--- STATED GOAL ---
Review the listing and copy each line that holds the word "component".

--- RECORDS FOR THE EXERCISE ---
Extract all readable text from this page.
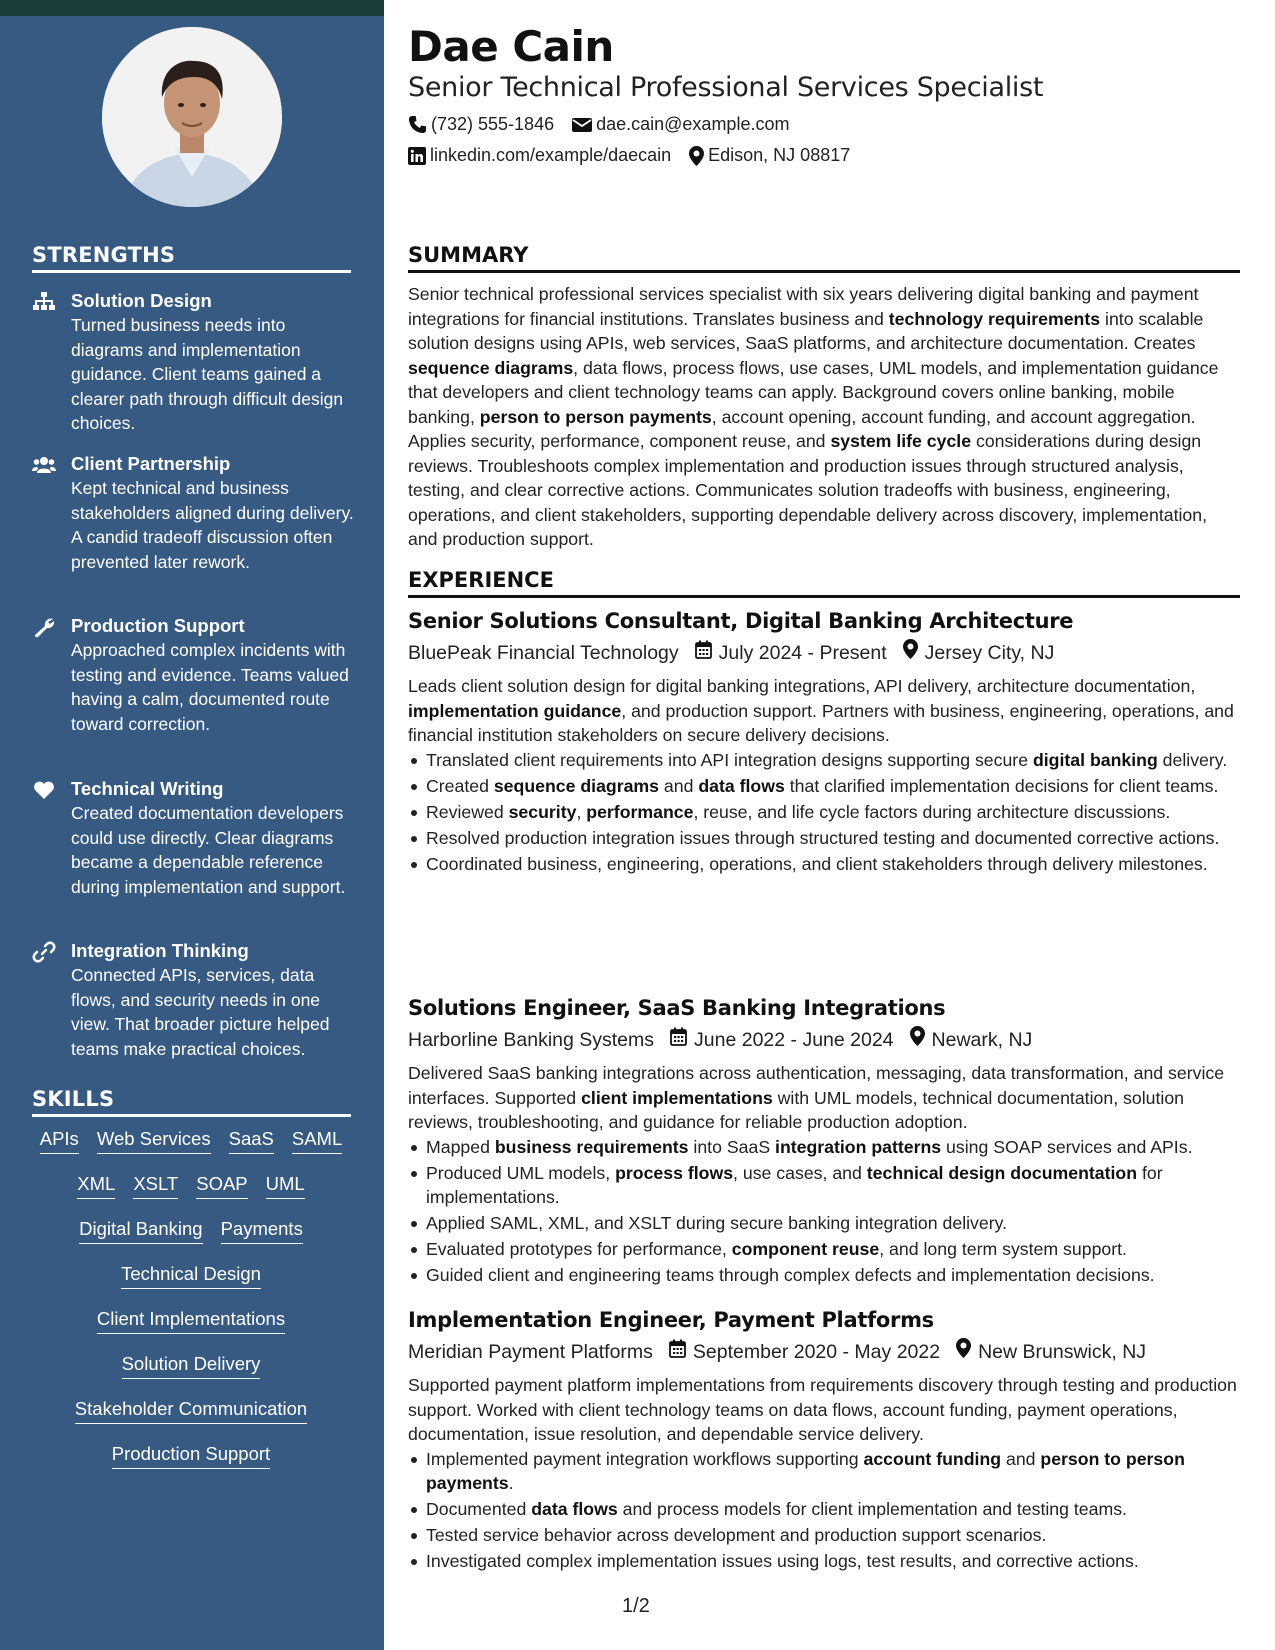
STRENGTHS
Solution Design
Turned business needs into diagrams and implementation guidance. Client teams gained a clearer path through difficult design choices.
Client Partnership
Kept technical and business stakeholders aligned during delivery. A candid tradeoff discussion often prevented later rework.
Production Support
Approached complex incidents with testing and evidence. Teams valued having a calm, documented route toward correction.
Technical Writing
Created documentation developers could use directly. Clear diagrams became a dependable reference during implementation and support.
Integration Thinking
Connected APIs, services, data flows, and security needs in one view. That broader picture helped teams make practical choices.
SKILLS
APIs Web Services SaaS SAML
XML XSLT SOAP UML
Digital Banking Payments
Technical Design
Client Implementations
Solution Delivery
Stakeholder Communication
Production Support
Dae Cain
Senior Technical Professional Services Specialist
(732) 555-1846 dae.cain@example.com
linkedin.com/example/daecain Edison, NJ 08817
SUMMARY
Senior technical professional services specialist with six years delivering digital banking and payment integrations for financial institutions. Translates business and technology requirements into scalable solution designs using APIs, web services, SaaS platforms, and architecture documentation. Creates sequence diagrams, data flows, process flows, use cases, UML models, and implementation guidance that developers and client technology teams can apply. Background covers online banking, mobile banking, person to person payments, account opening, account funding, and account aggregation. Applies security, performance, component reuse, and system life cycle considerations during design reviews. Troubleshoots complex implementation and production issues through structured analysis, testing, and clear corrective actions. Communicates solution tradeoffs with business, engineering, operations, and client stakeholders, supporting dependable delivery across discovery, implementation, and production support.
EXPERIENCE
Senior Solutions Consultant, Digital Banking Architecture
BluePeak Financial Technology July 2024 - Present Jersey City, NJ
Leads client solution design for digital banking integrations, API delivery, architecture documentation, implementation guidance, and production support. Partners with business, engineering, operations, and financial institution stakeholders on secure delivery decisions.
Translated client requirements into API integration designs supporting secure digital banking delivery.
Created sequence diagrams and data flows that clarified implementation decisions for client teams.
Reviewed security, performance, reuse, and life cycle factors during architecture discussions.
Resolved production integration issues through structured testing and documented corrective actions.
Coordinated business, engineering, operations, and client stakeholders through delivery milestones.
Solutions Engineer, SaaS Banking Integrations
Harborline Banking Systems June 2022 - June 2024 Newark, NJ
Delivered SaaS banking integrations across authentication, messaging, data transformation, and service interfaces. Supported client implementations with UML models, technical documentation, solution reviews, troubleshooting, and guidance for reliable production adoption.
Mapped business requirements into SaaS integration patterns using SOAP services and APIs.
Produced UML models, process flows, use cases, and technical design documentation for implementations.
Applied SAML, XML, and XSLT during secure banking integration delivery.
Evaluated prototypes for performance, component reuse, and long term system support.
Guided client and engineering teams through complex defects and implementation decisions.
Implementation Engineer, Payment Platforms
Meridian Payment Platforms September 2020 - May 2022 New Brunswick, NJ
Supported payment platform implementations from requirements discovery through testing and production support. Worked with client technology teams on data flows, account funding, payment operations, documentation, issue resolution, and dependable service delivery.
Implemented payment integration workflows supporting account funding and person to person payments.
Documented data flows and process models for client implementation and testing teams.
Tested service behavior across development and production support scenarios.
Investigated complex implementation issues using logs, test results, and corrective actions.
1/2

--- WRITTEN SOLUTION ---
Senior technical professional services specialist with six years delivering digital banking and payment integrations for financial institutions. Translates business and technology requirements into scalable solution designs using APIs, web services, SaaS platforms, and architecture documentation. Creates sequence diagrams, data flows, process flows, use cases, UML models, and implementation guidance that developers and client technology teams can apply. Background covers online banking, mobile banking, person to person payments, account opening, account funding, and account aggregation. Applies security, performance, component reuse, and system life cycle considerations during design reviews. Troubleshoots complex implementation and production issues through structured analysis, testing, and clear corrective actions. Communicates solution tradeoffs with business, engineering, operations, and client stakeholders, supporting dependable delivery across discovery, implementation, and production support.
Evaluated prototypes for performance, component reuse, and long term system support.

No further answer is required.